§ Set problem
Retype nothing but the lines running from the line that contains "What's the underlying" to the last line, both ends included, and skip every image.
--- start Dataset records ---
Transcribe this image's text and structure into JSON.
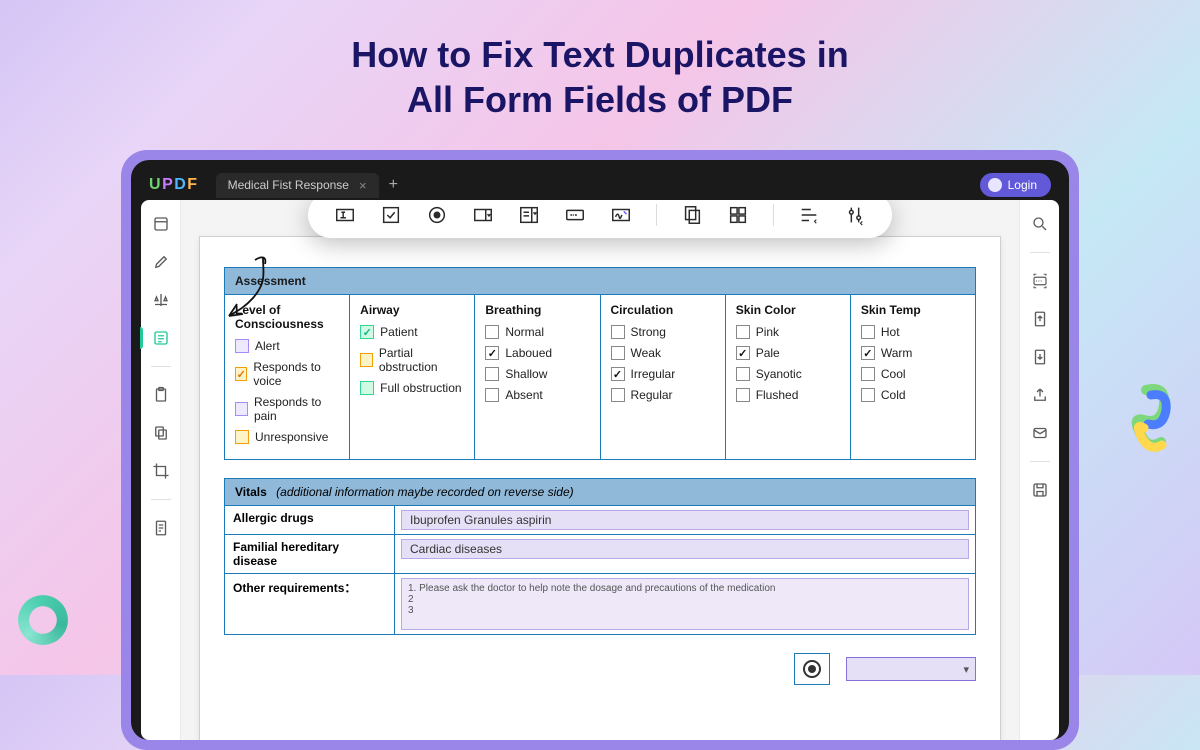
{
  "hero": {
    "line1": "How to Fix Text Duplicates in",
    "line2": "All Form Fields of PDF"
  },
  "app": {
    "logo": "UPDF",
    "tab_title": "Medical Fist Response",
    "login_label": "Login"
  },
  "assessment": {
    "header": "Assessment",
    "columns": [
      {
        "title": "Level of Consciousness",
        "items": [
          {
            "label": "Alert",
            "style": "purple",
            "checked": false
          },
          {
            "label": "Responds to voice",
            "style": "yellow",
            "checked": true
          },
          {
            "label": "Responds to pain",
            "style": "purple",
            "checked": false
          },
          {
            "label": "Unresponsive",
            "style": "yellow",
            "checked": false
          }
        ]
      },
      {
        "title": "Airway",
        "items": [
          {
            "label": "Patient",
            "style": "green",
            "checked": true
          },
          {
            "label": "Partial obstruction",
            "style": "yellow",
            "checked": false
          },
          {
            "label": "Full obstruction",
            "style": "green",
            "checked": false
          }
        ]
      },
      {
        "title": "Breathing",
        "items": [
          {
            "label": "Normal",
            "style": "plain",
            "checked": false
          },
          {
            "label": "Laboued",
            "style": "plain",
            "checked": true
          },
          {
            "label": "Shallow",
            "style": "plain",
            "checked": false
          },
          {
            "label": "Absent",
            "style": "plain",
            "checked": false
          }
        ]
      },
      {
        "title": "Circulation",
        "items": [
          {
            "label": "Strong",
            "style": "plain",
            "checked": false
          },
          {
            "label": "Weak",
            "style": "plain",
            "checked": false
          },
          {
            "label": "Irregular",
            "style": "plain",
            "checked": true
          },
          {
            "label": "Regular",
            "style": "plain",
            "checked": false
          }
        ]
      },
      {
        "title": "Skin Color",
        "items": [
          {
            "label": "Pink",
            "style": "plain",
            "checked": false
          },
          {
            "label": "Pale",
            "style": "plain",
            "checked": true
          },
          {
            "label": "Syanotic",
            "style": "plain",
            "checked": false
          },
          {
            "label": "Flushed",
            "style": "plain",
            "checked": false
          }
        ]
      },
      {
        "title": "Skin Temp",
        "items": [
          {
            "label": "Hot",
            "style": "plain",
            "checked": false
          },
          {
            "label": "Warm",
            "style": "plain",
            "checked": true
          },
          {
            "label": "Cool",
            "style": "plain",
            "checked": false
          },
          {
            "label": "Cold",
            "style": "plain",
            "checked": false
          }
        ]
      }
    ]
  },
  "vitals": {
    "header_b": "Vitals",
    "header_i": "(additional information maybe recorded on reverse side)",
    "allergic_label": "Allergic drugs",
    "allergic_value": "Ibuprofen Granules  aspirin",
    "familial_label": "Familial hereditary disease",
    "familial_value": "Cardiac diseases",
    "other_label": "Other requirements：",
    "other_lines": "1. Please ask the doctor to help note the dosage and precautions of the medication\n2\n3"
  }
}
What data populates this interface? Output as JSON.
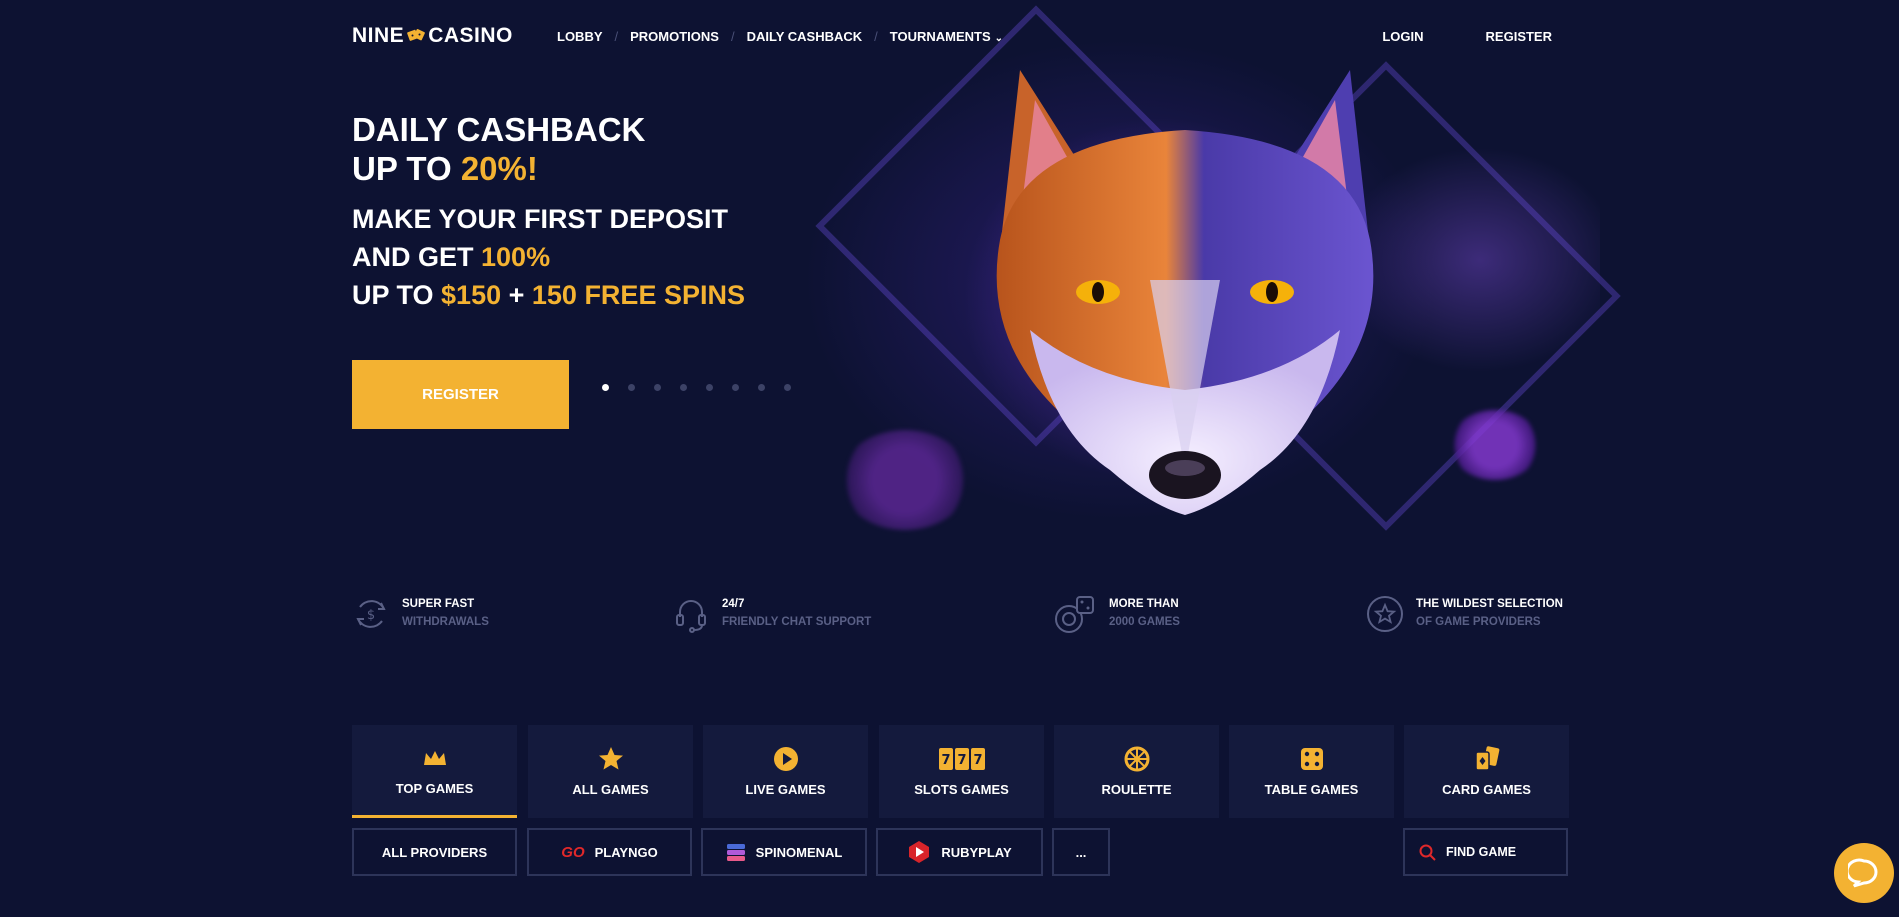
{
  "header": {
    "logo_left": "NINE",
    "logo_right": "CASINO",
    "nav": [
      {
        "label": "LOBBY"
      },
      {
        "label": "PROMOTIONS"
      },
      {
        "label": "DAILY CASHBACK"
      },
      {
        "label": "TOURNAMENTS"
      }
    ],
    "login": "LOGIN",
    "register": "REGISTER"
  },
  "hero": {
    "title_line1": "DAILY CASHBACK",
    "title_line2_prefix": "UP TO ",
    "title_line2_highlight": "20%!",
    "sub_line1": "MAKE YOUR FIRST DEPOSIT",
    "sub_line2_prefix": "AND GET ",
    "sub_line2_highlight": "100%",
    "sub_line3_prefix": "UP TO ",
    "sub_line3_amount": "$150",
    "sub_line3_plus": " + ",
    "sub_line3_spins": "150 FREE SPINS",
    "register_button": "REGISTER",
    "slides_total": 8,
    "slide_active": 1
  },
  "features": [
    {
      "title": "SUPER FAST",
      "subtitle": "WITHDRAWALS",
      "icon": "dollar-refresh-icon"
    },
    {
      "title": "24/7",
      "subtitle": "FRIENDLY CHAT SUPPORT",
      "icon": "headset-icon"
    },
    {
      "title": "MORE THAN",
      "subtitle": "2000 GAMES",
      "icon": "chip-dice-icon"
    },
    {
      "title": "THE WILDEST SELECTION",
      "subtitle": "OF GAME PROVIDERS",
      "icon": "star-circle-icon"
    }
  ],
  "categories": [
    {
      "label": "TOP GAMES",
      "icon": "crown-icon",
      "active": true
    },
    {
      "label": "ALL GAMES",
      "icon": "star-icon",
      "active": false
    },
    {
      "label": "LIVE GAMES",
      "icon": "play-icon",
      "active": false
    },
    {
      "label": "SLOTS GAMES",
      "icon": "slots-777-icon",
      "active": false
    },
    {
      "label": "ROULETTE",
      "icon": "roulette-icon",
      "active": false
    },
    {
      "label": "TABLE GAMES",
      "icon": "dice-icon",
      "active": false
    },
    {
      "label": "CARD GAMES",
      "icon": "cards-icon",
      "active": false
    }
  ],
  "providers": [
    {
      "label": "ALL PROVIDERS"
    },
    {
      "label": "PLAYNGO",
      "icon": "playngo-logo-icon",
      "badge": "GO"
    },
    {
      "label": "SPINOMENAL",
      "icon": "spinomenal-logo-icon"
    },
    {
      "label": "RUBYPLAY",
      "icon": "rubyplay-logo-icon"
    },
    {
      "label": "..."
    }
  ],
  "search": {
    "placeholder": "FIND GAME"
  },
  "colors": {
    "accent": "#f3b232",
    "background": "#0d1232",
    "tile": "#141a3d",
    "border": "#2d3459"
  }
}
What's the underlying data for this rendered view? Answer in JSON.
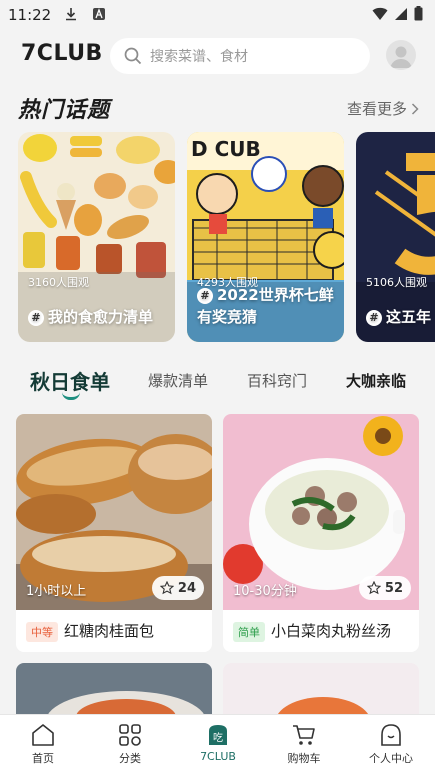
{
  "status_bar": {
    "time": "11:22"
  },
  "header": {
    "logo": "7CLUB",
    "search_placeholder": "搜索菜谱、食材"
  },
  "hot_topics": {
    "title": "热门话题",
    "see_more": "查看更多",
    "items": [
      {
        "views": "3160人围观",
        "title": "我的食愈力清单"
      },
      {
        "views": "4293人围观",
        "title": "2022世界杯七鲜有奖竞猜"
      },
      {
        "views": "5106人围观",
        "title": "这五年"
      }
    ]
  },
  "tabs": [
    "秋日食单",
    "爆款清单",
    "百科窍门",
    "大咖亲临"
  ],
  "recipes": [
    {
      "duration": "1小时以上",
      "likes": "24",
      "difficulty": "中等",
      "name": "红糖肉桂面包"
    },
    {
      "duration": "10-30分钟",
      "likes": "52",
      "difficulty": "简单",
      "name": "小白菜肉丸粉丝汤"
    }
  ],
  "colors": {
    "accent": "#1e8f80",
    "medium_tag": "#e8603c",
    "easy_tag": "#2e9e4c"
  },
  "nav": [
    {
      "label": "首页",
      "icon": "home-icon"
    },
    {
      "label": "分类",
      "icon": "category-icon"
    },
    {
      "label": "7CLUB",
      "icon": "club-icon"
    },
    {
      "label": "购物车",
      "icon": "cart-icon"
    },
    {
      "label": "个人中心",
      "icon": "profile-icon"
    }
  ]
}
--- end Dataset records ---
§ Correct result
What's the underlying data for this rendered view? Answer in JSON.
{
  "status_bar": {
    "time": "11:22"
  },
  "header": {
    "logo": "7CLUB",
    "search_placeholder": "搜索菜谱、食材"
  },
  "hot_topics": {
    "title": "热门话题",
    "see_more": "查看更多",
    "items": [
      {
        "views": "3160人围观",
        "title": "我的食愈力清单"
      },
      {
        "views": "4293人围观",
        "title": "2022世界杯七鲜有奖竞猜"
      },
      {
        "views": "5106人围观",
        "title": "这五年"
      }
    ]
  },
  "tabs": [
    "秋日食单",
    "爆款清单",
    "百科窍门",
    "大咖亲临"
  ],
  "recipes": [
    {
      "duration": "1小时以上",
      "likes": "24",
      "difficulty": "中等",
      "name": "红糖肉桂面包"
    },
    {
      "duration": "10-30分钟",
      "likes": "52",
      "difficulty": "简单",
      "name": "小白菜肉丸粉丝汤"
    }
  ],
  "colors": {
    "accent": "#1e8f80",
    "medium_tag": "#e8603c",
    "easy_tag": "#2e9e4c"
  },
  "nav": [
    {
      "label": "首页",
      "icon": "home-icon"
    },
    {
      "label": "分类",
      "icon": "category-icon"
    },
    {
      "label": "7CLUB",
      "icon": "club-icon"
    },
    {
      "label": "购物车",
      "icon": "cart-icon"
    },
    {
      "label": "个人中心",
      "icon": "profile-icon"
    }
  ]
}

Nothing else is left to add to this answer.